Stated task: In full and without alteration, give the listing again.

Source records
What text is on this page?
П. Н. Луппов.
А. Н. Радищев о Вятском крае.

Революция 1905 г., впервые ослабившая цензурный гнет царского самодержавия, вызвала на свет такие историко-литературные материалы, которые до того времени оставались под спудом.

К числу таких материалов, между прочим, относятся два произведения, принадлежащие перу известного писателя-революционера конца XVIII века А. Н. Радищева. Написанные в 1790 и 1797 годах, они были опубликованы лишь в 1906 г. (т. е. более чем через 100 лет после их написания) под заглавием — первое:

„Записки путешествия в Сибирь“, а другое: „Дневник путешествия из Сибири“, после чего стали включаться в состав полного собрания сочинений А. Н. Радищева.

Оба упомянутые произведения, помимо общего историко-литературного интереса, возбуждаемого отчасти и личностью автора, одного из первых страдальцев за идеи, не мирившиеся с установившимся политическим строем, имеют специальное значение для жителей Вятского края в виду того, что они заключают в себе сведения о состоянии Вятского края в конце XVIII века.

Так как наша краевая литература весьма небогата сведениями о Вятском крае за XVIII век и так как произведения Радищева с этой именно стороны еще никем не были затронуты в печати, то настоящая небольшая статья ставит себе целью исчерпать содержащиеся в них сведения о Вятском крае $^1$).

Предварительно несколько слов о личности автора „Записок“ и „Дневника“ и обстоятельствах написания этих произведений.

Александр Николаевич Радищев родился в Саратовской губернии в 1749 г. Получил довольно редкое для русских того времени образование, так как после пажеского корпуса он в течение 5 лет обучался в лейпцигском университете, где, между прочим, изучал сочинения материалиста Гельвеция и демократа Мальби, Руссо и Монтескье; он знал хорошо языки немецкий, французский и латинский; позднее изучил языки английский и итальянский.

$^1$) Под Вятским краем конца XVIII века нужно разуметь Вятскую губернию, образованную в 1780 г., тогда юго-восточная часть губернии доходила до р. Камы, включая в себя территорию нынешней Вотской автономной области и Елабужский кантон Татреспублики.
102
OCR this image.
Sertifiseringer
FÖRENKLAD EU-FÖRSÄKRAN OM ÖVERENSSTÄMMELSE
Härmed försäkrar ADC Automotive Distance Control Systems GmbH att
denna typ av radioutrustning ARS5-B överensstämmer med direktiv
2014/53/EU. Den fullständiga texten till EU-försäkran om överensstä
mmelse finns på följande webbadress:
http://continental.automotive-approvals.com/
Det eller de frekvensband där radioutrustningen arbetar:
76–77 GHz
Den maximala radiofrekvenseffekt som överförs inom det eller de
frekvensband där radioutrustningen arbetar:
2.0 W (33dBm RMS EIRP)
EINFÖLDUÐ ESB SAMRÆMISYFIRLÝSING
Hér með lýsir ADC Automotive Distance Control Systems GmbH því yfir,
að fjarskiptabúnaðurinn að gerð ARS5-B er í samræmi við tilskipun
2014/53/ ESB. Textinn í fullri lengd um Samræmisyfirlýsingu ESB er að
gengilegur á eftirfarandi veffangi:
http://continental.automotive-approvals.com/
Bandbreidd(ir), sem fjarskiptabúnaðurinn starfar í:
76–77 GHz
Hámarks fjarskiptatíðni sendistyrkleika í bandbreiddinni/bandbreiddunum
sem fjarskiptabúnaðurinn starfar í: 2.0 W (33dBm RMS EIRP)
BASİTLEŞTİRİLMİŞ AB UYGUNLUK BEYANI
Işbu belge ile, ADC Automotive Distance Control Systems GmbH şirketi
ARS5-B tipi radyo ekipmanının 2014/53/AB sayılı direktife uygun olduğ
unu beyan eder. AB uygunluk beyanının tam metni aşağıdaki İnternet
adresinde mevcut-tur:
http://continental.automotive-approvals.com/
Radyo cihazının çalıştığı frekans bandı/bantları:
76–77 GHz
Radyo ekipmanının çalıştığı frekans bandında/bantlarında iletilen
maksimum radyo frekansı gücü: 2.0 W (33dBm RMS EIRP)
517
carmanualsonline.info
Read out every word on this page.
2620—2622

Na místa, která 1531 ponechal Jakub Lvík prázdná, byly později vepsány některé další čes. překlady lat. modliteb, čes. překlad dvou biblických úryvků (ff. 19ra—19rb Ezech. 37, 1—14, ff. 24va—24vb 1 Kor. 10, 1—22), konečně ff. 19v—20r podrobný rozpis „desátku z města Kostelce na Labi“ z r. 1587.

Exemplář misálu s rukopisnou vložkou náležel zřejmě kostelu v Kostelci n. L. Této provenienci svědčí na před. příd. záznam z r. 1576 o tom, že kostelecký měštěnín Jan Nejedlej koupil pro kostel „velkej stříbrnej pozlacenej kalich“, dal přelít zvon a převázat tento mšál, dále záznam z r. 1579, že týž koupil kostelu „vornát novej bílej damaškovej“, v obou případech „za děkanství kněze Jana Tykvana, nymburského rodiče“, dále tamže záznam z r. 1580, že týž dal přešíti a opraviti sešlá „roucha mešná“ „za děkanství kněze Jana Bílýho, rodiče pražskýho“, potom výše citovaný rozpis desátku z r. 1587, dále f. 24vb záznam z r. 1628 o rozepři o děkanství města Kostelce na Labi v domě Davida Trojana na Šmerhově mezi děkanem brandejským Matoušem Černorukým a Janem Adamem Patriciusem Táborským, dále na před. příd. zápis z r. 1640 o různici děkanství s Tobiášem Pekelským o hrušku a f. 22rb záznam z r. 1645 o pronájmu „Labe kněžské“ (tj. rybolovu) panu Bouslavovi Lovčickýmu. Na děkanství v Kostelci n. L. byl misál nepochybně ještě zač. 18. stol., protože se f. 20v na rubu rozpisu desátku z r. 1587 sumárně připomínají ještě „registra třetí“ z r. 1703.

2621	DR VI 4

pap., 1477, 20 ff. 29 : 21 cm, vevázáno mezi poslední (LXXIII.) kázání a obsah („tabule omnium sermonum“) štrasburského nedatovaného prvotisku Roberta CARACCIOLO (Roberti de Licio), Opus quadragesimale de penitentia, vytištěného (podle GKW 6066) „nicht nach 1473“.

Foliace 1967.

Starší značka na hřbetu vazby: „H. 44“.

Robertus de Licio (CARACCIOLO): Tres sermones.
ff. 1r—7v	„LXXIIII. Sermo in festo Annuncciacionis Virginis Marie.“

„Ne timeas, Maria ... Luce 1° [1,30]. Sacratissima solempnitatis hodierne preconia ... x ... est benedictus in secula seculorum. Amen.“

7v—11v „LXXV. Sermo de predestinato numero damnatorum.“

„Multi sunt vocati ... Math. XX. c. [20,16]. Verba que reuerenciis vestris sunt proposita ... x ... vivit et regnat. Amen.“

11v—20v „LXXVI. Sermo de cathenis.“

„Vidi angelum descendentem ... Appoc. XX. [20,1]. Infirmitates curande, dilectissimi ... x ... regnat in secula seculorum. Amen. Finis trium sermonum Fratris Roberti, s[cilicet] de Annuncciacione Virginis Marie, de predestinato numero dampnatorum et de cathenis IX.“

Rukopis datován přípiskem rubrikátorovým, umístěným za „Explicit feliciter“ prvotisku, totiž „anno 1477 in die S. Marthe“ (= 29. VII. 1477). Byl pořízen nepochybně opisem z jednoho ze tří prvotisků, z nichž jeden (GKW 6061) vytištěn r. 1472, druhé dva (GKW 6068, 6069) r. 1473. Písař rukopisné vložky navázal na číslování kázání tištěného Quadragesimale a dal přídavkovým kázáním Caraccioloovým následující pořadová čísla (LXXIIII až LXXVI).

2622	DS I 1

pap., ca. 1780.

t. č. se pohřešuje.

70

Reply:
What text is on this page?
П. Н. Луппов.
А. Н. Радищев о Вятском крае.

Революция 1905 г., впервые ослабившая цензурный гнет царского самодержавия, вызвала на свет такие историко-литературные материалы, которые до того времени оставались под спудом.

К числу таких материалов, между прочим, относятся два произведения, принадлежащие перу известного писателя-революционера конца XVIII века А. Н. Радищева. Написанные в 1790 и 1797 годах, они были опубликованы лишь в 1906 г. (т. е. более чем через 100 лет после их написания) под заглавием — первое:

„Записки путешествия в Сибирь“, а другое: „Дневник путешествия из Сибири“, после чего стали включаться в состав полного собрания сочинений А. Н. Радищева.

Оба упомянутые произведения, помимо общего историко-литературного интереса, возбуждаемого отчасти и личностью автора, одного из первых страдальцев за идеи, не мирившиеся с установившимся политическим строем, имеют специальное значение для жителей Вятского края в виду того, что они заключают в себе сведения о состоянии Вятского края в конце XVIII века.

Так как наша краевая литература весьма небогата сведениями о Вятском крае за XVIII век и так как произведения Радищева с этой именно стороны еще никем не были затронуты в печати, то настоящая небольшая статья ставит себе целью исчерпать содержащиеся в них сведения о Вятском крае $^1$).

Предварительно несколько слов о личности автора „Записок“ и „Дневника“ и обстоятельствах написания этих произведений.

Александр Николаевич Радищев родился в Саратовской губернии в 1749 г. Получил довольно редкое для русских того времени образование, так как после пажеского корпуса он в течение 5 лет обучался в лейпцигском университете, где, между прочим, изучал сочинения материалиста Гельвеция и демократа Мальби, Руссо и Монтескье; он знал хорошо языки немецкий, французский и латинский; позднее изучил языки английский и итальянский.

$^1$) Под Вятским краем конца XVIII века нужно разуметь Вятскую губернию, образованную в 1780 г., тогда юго-восточная часть губернии доходила до р. Камы, включая в себя территорию нынешней Вотской автономной области и Елабужский кантон Татреспублики.
102
OCR this image.
Sertifiseringer
FÖRENKLAD EU-FÖRSÄKRAN OM ÖVERENSSTÄMMELSE
Härmed försäkrar ADC Automotive Distance Control Systems GmbH att
denna typ av radioutrustning ARS5-B överensstämmer med direktiv
2014/53/EU. Den fullständiga texten till EU-försäkran om överensstä
mmelse finns på följande webbadress:
http://continental.automotive-approvals.com/
Det eller de frekvensband där radioutrustningen arbetar:
76–77 GHz
Den maximala radiofrekvenseffekt som överförs inom det eller de
frekvensband där radioutrustningen arbetar:
2.0 W (33dBm RMS EIRP)
EINFÖLDUÐ ESB SAMRÆMISYFIRLÝSING
Hér með lýsir ADC Automotive Distance Control Systems GmbH því yfir,
að fjarskiptabúnaðurinn að gerð ARS5-B er í samræmi við tilskipun
2014/53/ ESB. Textinn í fullri lengd um Samræmisyfirlýsingu ESB er að
gengilegur á eftirfarandi veffangi:
http://continental.automotive-approvals.com/
Bandbreidd(ir), sem fjarskiptabúnaðurinn starfar í:
76–77 GHz
Hámarks fjarskiptatíðni sendistyrkleika í bandbreiddinni/bandbreiddunum
sem fjarskiptabúnaðurinn starfar í: 2.0 W (33dBm RMS EIRP)
BASİTLEŞTİRİLMİŞ AB UYGUNLUK BEYANI
Işbu belge ile, ADC Automotive Distance Control Systems GmbH şirketi
ARS5-B tipi radyo ekipmanının 2014/53/AB sayılı direktife uygun olduğ
unu beyan eder. AB uygunluk beyanının tam metni aşağıdaki İnternet
adresinde mevcut-tur:
http://continental.automotive-approvals.com/
Radyo cihazının çalıştığı frekans bandı/bantları:
76–77 GHz
Radyo ekipmanının çalıştığı frekans bandında/bantlarında iletilen
maksimum radyo frekansı gücü: 2.0 W (33dBm RMS EIRP)
517
carmanualsonline.info
Read out every word on this page.
2620—2622

Na místa, která 1531 ponechal Jakub Lvík prázdná, byly později vepsány některé další čes. překlady lat. modliteb, čes. překlad dvou biblických úryvků (ff. 19ra—19rb Ezech. 37, 1—14, ff. 24va—24vb 1 Kor. 10, 1—22), konečně ff. 19v—20r podrobný rozpis „desátku z města Kostelce na Labi“ z r. 1587.

Exemplář misálu s rukopisnou vložkou náležel zřejmě kostelu v Kostelci n. L. Této provenienci svědčí na před. příd. záznam z r. 1576 o tom, že kostelecký měštěnín Jan Nejedlej koupil pro kostel „velkej stříbrnej pozlacenej kalich“, dal přelít zvon a převázat tento mšál, dále záznam z r. 1579, že týž koupil kostelu „vornát novej bílej damaškovej“, v obou případech „za děkanství kněze Jana Tykvana, nymburského rodiče“, dále tamže záznam z r. 1580, že týž dal přešíti a opraviti sešlá „roucha mešná“ „za děkanství kněze Jana Bílýho, rodiče pražskýho“, potom výše citovaný rozpis desátku z r. 1587, dále f. 24vb záznam z r. 1628 o rozepři o děkanství města Kostelce na Labi v domě Davida Trojana na Šmerhově mezi děkanem brandejským Matoušem Černorukým a Janem Adamem Patriciusem Táborským, dále na před. příd. zápis z r. 1640 o různici děkanství s Tobiášem Pekelským o hrušku a f. 22rb záznam z r. 1645 o pronájmu „Labe kněžské“ (tj. rybolovu) panu Bouslavovi Lovčickýmu. Na děkanství v Kostelci n. L. byl misál nepochybně ještě zač. 18. stol., protože se f. 20v na rubu rozpisu desátku z r. 1587 sumárně připomínají ještě „registra třetí“ z r. 1703.

2621	DR VI 4

pap., 1477, 20 ff. 29 : 21 cm, vevázáno mezi poslední (LXXIII.) kázání a obsah („tabule omnium sermonum“) štrasburského nedatovaného prvotisku Roberta CARACCIOLO (Roberti de Licio), Opus quadragesimale de penitentia, vytištěného (podle GKW 6066) „nicht nach 1473“.

Foliace 1967.

Starší značka na hřbetu vazby: „H. 44“.

Robertus de Licio (CARACCIOLO): Tres sermones.
ff. 1r—7v	„LXXIIII. Sermo in festo Annuncciacionis Virginis Marie.“

„Ne timeas, Maria ... Luce 1° [1,30]. Sacratissima solempnitatis hodierne preconia ... x ... est benedictus in secula seculorum. Amen.“

7v—11v „LXXV. Sermo de predestinato numero damnatorum.“

„Multi sunt vocati ... Math. XX. c. [20,16]. Verba que reuerenciis vestris sunt proposita ... x ... vivit et regnat. Amen.“

11v—20v „LXXVI. Sermo de cathenis.“

„Vidi angelum descendentem ... Appoc. XX. [20,1]. Infirmitates curande, dilectissimi ... x ... regnat in secula seculorum. Amen. Finis trium sermonum Fratris Roberti, s[cilicet] de Annuncciacione Virginis Marie, de predestinato numero dampnatorum et de cathenis IX.“

Rukopis datován přípiskem rubrikátorovým, umístěným za „Explicit feliciter“ prvotisku, totiž „anno 1477 in die S. Marthe“ (= 29. VII. 1477). Byl pořízen nepochybně opisem z jednoho ze tří prvotisků, z nichž jeden (GKW 6061) vytištěn r. 1472, druhé dva (GKW 6068, 6069) r. 1473. Písař rukopisné vložky navázal na číslování kázání tištěného Quadragesimale a dal přídavkovým kázáním Caraccioloovým následující pořadová čísla (LXXIIII až LXXVI).

2622	DS I 1

pap., ca. 1780.

t. č. se pohřešuje.

70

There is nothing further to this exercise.